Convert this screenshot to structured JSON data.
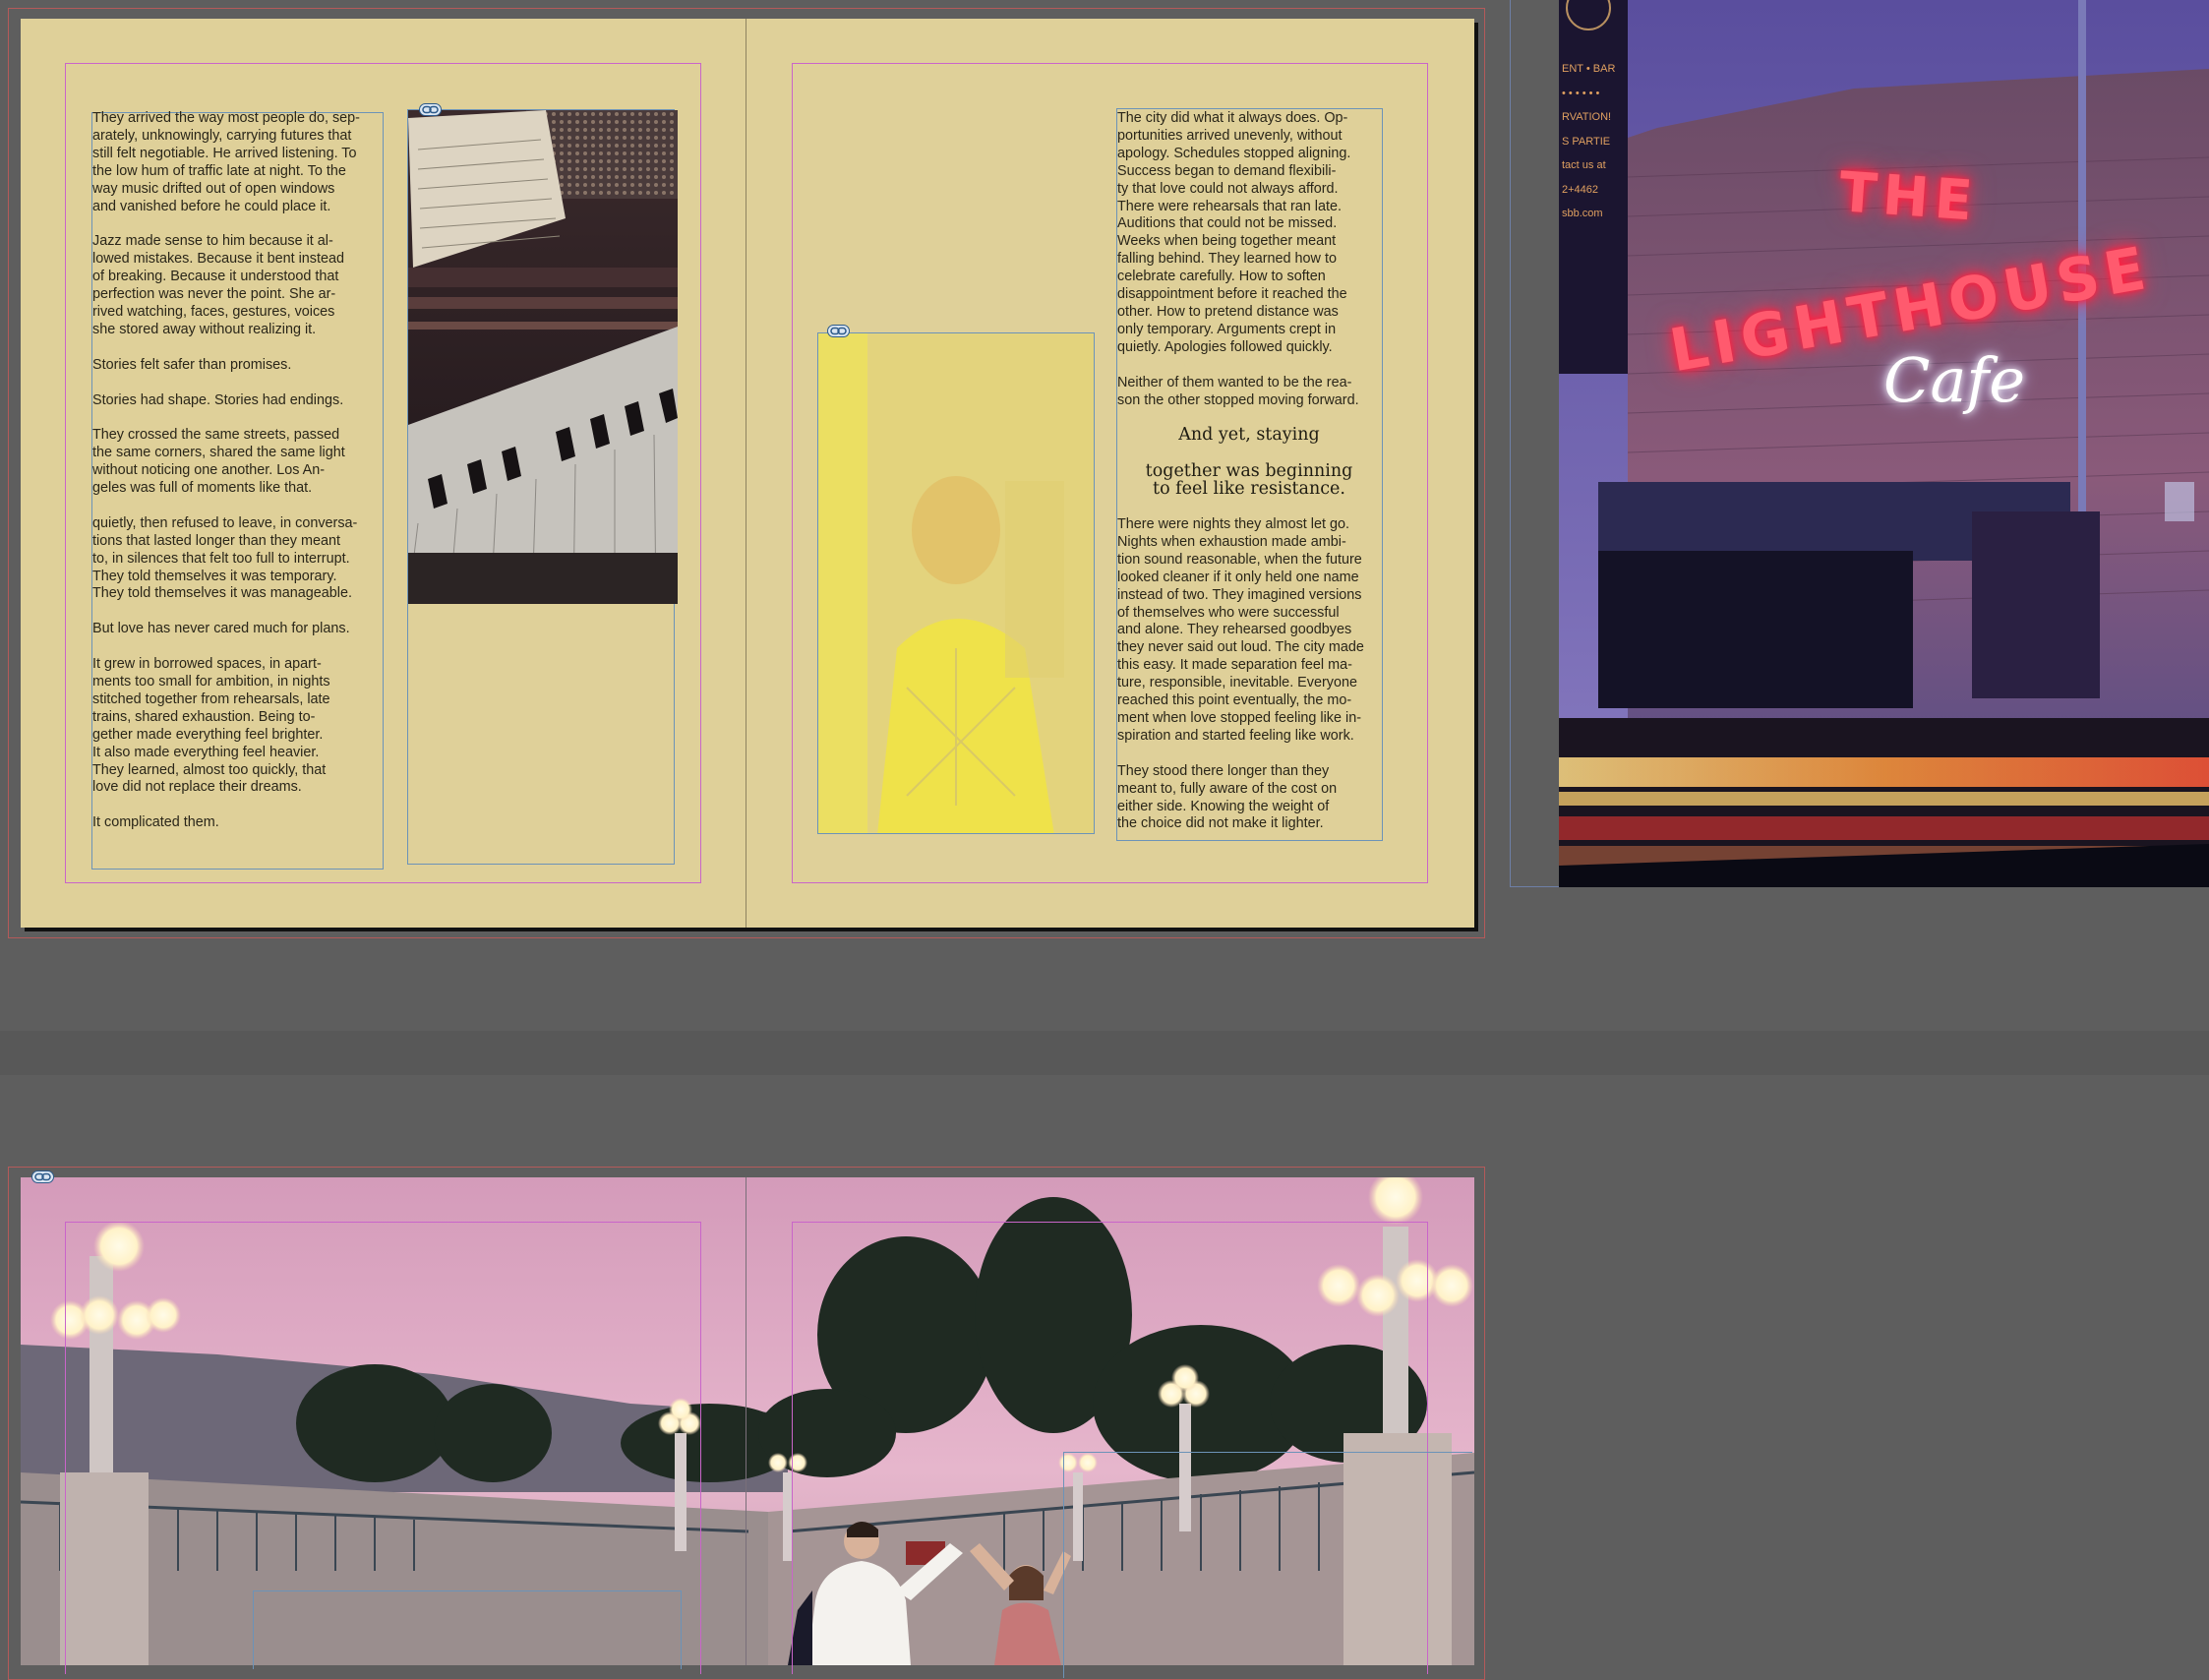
{
  "left_page": {
    "column_text": "They arrived the way most people do, sep-\narately, unknowingly, carrying futures that\nstill felt negotiable. He arrived listening. To\nthe low hum of traffic late at night. To the\nway music drifted out of open windows\nand vanished before he could place it.\n\nJazz made sense to him because it al-\nlowed mistakes. Because it bent instead\nof breaking. Because it understood that\nperfection was never the point. She ar-\nrived watching, faces, gestures, voices\nshe stored away without realizing it.\n\n Stories felt safer than promises.\n\n Stories had shape. Stories had endings.\n\nThey crossed the same streets, passed\nthe same corners, shared the same light\nwithout noticing one another. Los An-\ngeles was full of moments like that.\n\nquietly, then refused to leave, in conversa-\ntions that lasted longer than they meant\nto, in silences that felt too full to interrupt.\nThey told themselves it was temporary.\nThey told themselves it was manageable.\n\nBut love has never cared much for plans.\n\nIt grew in borrowed spaces, in apart-\nments too small for ambition, in nights\nstitched together from rehearsals, late\ntrains, shared exhaustion. Being to-\ngether made everything feel brighter.\nIt also made everything feel heavier.\nThey learned, almost too quickly, that\nlove did not replace their dreams.\n\nIt complicated them."
  },
  "right_page": {
    "column_text_top": "The city did what it always does. Op-\nportunities arrived unevenly, without\napology. Schedules stopped aligning.\nSuccess began to demand flexibili-\nty that love could not always afford.\nThere were rehearsals that ran late.\nAuditions that could not be missed.\nWeeks when being together meant\nfalling behind. They learned how to\ncelebrate carefully. How to soften\ndisappointment before it reached the\nother. How to pretend distance was\nonly temporary. Arguments crept in\nquietly. Apologies followed quickly.\n\nNeither of them wanted to be the rea-\nson the other stopped moving forward.",
    "pull_quote_line1": "And yet, staying",
    "pull_quote_line2": "together was beginning",
    "pull_quote_line3": "to feel like resistance.",
    "column_text_bottom": "There were nights they almost let go.\nNights when exhaustion made ambi-\ntion sound reasonable, when the future\nlooked cleaner if it only held one name\ninstead of two. They imagined versions\nof themselves who were successful\nand alone. They rehearsed goodbyes\nthey never said out loud. The city made\nthis easy. It made separation feel ma-\nture, responsible, inevitable. Everyone\nreached this point eventually, the mo-\nment when love stopped feeling like in-\nspiration and started feeling like work.\n\nThey stood there longer than they\nmeant to, fully aware of the cost on\neither side. Knowing the weight of\nthe choice did not make it lighter."
  },
  "pasteboard_image": {
    "sign_line1": "THE",
    "sign_line2": "LIGHTHOUSE",
    "sign_script": "Cafe",
    "sidebar_text": [
      "ENT • BAR",
      "• • • • • •",
      "RVATION!",
      "S PARTIE",
      "tact us at",
      "2+4462",
      "sbb.com"
    ]
  },
  "icons": {
    "link": "link-icon"
  },
  "colors": {
    "page": "#dfd099",
    "pasteboard": "#5e5e5e",
    "margin_guide": "#c965c9",
    "frame": "#6c93b8"
  }
}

+ + +

#### WORK INSTRUCTIONS
Report how many lines of the listing hold the string "city", giving only the number.

#### PROBLEM SOLUTION
2